Dataset rows:
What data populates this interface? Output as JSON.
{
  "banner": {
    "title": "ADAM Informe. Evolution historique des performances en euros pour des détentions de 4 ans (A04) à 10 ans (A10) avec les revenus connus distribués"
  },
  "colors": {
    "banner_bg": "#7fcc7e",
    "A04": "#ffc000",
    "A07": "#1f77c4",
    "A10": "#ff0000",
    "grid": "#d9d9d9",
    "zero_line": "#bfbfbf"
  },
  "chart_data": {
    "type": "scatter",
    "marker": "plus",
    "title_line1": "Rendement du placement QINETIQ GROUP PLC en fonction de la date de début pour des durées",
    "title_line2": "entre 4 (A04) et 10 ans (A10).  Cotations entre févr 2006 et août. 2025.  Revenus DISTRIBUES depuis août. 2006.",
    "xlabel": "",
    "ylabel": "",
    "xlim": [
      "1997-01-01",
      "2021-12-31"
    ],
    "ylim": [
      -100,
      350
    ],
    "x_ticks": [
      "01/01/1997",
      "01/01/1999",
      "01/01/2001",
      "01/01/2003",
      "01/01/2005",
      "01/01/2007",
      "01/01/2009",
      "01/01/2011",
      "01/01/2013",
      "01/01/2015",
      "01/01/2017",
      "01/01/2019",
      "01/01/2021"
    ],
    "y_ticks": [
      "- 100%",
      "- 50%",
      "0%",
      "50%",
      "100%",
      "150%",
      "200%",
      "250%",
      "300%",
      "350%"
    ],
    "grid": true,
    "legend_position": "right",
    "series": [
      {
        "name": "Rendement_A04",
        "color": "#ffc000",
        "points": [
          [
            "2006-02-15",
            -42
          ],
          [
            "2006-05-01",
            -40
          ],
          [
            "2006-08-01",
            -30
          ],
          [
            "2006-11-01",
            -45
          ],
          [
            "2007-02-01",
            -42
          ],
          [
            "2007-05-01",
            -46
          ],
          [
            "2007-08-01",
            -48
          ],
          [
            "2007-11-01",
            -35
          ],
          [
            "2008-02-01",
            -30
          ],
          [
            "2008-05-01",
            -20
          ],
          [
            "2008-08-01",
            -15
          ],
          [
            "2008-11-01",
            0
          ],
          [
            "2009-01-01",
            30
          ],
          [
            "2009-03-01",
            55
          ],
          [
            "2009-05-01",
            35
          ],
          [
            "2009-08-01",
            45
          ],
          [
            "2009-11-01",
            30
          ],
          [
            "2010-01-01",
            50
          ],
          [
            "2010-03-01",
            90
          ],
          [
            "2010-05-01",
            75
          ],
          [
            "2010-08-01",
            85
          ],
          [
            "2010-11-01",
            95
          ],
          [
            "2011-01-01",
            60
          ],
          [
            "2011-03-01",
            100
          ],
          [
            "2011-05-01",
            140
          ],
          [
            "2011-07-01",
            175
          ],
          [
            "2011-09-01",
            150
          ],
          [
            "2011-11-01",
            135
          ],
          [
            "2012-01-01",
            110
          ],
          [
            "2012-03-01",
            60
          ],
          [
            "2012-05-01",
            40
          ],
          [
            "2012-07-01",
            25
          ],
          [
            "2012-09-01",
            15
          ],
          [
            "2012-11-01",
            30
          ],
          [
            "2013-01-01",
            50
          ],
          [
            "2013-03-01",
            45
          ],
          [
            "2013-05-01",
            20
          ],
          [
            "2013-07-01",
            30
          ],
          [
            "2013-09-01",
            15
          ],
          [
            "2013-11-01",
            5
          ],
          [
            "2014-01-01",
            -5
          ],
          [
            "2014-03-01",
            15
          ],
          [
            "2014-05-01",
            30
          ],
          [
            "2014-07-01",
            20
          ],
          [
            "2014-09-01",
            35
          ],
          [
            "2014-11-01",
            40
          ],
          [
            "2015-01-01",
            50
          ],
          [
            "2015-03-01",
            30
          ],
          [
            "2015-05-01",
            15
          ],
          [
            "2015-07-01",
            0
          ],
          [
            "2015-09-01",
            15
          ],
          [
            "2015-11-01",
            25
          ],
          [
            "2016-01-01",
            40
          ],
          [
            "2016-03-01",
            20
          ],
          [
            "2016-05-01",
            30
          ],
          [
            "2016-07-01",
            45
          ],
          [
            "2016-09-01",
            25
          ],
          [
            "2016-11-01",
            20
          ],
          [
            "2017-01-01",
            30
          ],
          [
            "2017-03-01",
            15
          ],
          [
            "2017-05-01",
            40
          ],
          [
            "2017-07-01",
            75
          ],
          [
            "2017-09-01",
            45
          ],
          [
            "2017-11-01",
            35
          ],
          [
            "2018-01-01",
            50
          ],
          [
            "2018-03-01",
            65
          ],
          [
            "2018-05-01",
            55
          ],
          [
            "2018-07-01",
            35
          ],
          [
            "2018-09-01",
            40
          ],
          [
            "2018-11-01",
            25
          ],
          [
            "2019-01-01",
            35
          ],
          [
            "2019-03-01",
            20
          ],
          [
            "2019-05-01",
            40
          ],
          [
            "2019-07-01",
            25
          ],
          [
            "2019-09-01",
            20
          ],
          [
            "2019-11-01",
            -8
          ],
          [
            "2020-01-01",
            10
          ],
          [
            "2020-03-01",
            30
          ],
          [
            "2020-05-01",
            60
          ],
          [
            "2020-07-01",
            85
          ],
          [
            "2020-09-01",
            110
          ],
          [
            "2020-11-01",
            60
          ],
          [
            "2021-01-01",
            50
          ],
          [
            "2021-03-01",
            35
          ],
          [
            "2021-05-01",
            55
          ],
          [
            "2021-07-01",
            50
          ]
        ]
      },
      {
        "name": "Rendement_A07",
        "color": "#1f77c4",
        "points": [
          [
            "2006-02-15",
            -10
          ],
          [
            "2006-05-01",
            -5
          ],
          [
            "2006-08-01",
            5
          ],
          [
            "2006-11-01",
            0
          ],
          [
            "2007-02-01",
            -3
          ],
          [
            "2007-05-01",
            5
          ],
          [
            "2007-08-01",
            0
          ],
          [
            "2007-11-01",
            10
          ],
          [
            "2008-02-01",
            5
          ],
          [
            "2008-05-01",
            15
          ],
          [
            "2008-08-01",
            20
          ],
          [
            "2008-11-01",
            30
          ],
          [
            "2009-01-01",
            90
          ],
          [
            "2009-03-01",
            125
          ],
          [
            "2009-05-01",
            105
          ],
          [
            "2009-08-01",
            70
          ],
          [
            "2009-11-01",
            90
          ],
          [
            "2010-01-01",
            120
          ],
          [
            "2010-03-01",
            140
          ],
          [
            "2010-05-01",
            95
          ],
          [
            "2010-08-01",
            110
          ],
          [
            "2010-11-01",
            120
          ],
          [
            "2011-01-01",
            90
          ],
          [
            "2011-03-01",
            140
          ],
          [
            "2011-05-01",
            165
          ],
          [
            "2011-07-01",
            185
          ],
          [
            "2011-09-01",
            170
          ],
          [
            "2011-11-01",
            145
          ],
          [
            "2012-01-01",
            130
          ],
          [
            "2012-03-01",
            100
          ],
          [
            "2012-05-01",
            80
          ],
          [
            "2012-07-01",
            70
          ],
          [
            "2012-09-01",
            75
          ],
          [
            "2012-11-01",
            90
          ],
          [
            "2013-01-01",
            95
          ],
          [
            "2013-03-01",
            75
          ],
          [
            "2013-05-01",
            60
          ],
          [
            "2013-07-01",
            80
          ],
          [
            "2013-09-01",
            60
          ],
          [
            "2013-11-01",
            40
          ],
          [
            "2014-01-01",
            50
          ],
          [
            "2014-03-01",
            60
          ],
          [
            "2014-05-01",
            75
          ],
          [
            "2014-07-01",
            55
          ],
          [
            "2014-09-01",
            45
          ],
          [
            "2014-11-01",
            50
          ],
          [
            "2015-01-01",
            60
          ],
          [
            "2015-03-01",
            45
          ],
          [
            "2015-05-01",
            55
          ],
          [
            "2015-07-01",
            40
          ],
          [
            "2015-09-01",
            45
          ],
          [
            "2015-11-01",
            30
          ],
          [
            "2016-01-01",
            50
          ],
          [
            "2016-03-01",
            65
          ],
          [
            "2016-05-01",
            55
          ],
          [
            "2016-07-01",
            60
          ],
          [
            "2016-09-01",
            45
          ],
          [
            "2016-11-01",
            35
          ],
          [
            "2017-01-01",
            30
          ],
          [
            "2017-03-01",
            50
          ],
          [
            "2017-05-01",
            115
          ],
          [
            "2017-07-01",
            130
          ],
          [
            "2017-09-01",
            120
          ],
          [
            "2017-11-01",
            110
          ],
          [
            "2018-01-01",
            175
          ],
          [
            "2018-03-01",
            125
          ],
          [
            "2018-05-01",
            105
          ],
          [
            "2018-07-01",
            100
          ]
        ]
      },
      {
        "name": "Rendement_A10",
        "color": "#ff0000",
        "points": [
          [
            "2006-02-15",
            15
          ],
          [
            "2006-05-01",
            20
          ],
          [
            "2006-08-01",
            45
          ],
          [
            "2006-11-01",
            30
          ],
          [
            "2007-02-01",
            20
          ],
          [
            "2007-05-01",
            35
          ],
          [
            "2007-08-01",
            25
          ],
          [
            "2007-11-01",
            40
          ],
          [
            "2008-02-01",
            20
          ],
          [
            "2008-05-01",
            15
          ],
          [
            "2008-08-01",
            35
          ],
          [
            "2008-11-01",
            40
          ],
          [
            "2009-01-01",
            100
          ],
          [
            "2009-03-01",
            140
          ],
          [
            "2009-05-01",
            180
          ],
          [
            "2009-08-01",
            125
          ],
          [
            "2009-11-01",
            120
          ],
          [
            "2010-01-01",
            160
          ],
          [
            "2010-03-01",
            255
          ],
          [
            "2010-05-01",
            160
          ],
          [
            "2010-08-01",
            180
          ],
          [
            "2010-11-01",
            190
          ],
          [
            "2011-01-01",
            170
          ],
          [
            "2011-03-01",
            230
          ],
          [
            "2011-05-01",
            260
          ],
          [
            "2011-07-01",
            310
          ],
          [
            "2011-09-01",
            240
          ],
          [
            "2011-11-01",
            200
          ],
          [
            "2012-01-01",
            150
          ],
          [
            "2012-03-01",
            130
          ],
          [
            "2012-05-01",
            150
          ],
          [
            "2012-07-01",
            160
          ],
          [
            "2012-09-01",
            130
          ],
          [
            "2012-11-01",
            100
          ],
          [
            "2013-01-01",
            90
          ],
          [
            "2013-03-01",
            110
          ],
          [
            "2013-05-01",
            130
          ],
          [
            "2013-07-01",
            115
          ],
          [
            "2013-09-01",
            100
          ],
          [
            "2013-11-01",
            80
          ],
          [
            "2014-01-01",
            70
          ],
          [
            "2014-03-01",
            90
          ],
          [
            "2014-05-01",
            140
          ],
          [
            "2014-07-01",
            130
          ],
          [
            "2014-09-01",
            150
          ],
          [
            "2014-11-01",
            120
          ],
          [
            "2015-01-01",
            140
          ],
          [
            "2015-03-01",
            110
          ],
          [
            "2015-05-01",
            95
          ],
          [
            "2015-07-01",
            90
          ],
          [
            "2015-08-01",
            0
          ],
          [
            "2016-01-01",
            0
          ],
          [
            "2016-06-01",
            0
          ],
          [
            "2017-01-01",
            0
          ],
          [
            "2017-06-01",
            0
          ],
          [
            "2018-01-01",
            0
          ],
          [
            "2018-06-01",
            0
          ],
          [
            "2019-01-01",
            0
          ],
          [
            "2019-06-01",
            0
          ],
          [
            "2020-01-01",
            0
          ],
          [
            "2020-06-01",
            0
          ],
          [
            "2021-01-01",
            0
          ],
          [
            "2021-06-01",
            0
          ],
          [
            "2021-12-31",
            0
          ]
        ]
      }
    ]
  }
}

**WORK INSTRUCTIONS**
State how many lines above include the word "pour", and nothing more.

**RESULT OF THIS EXERCISE**
2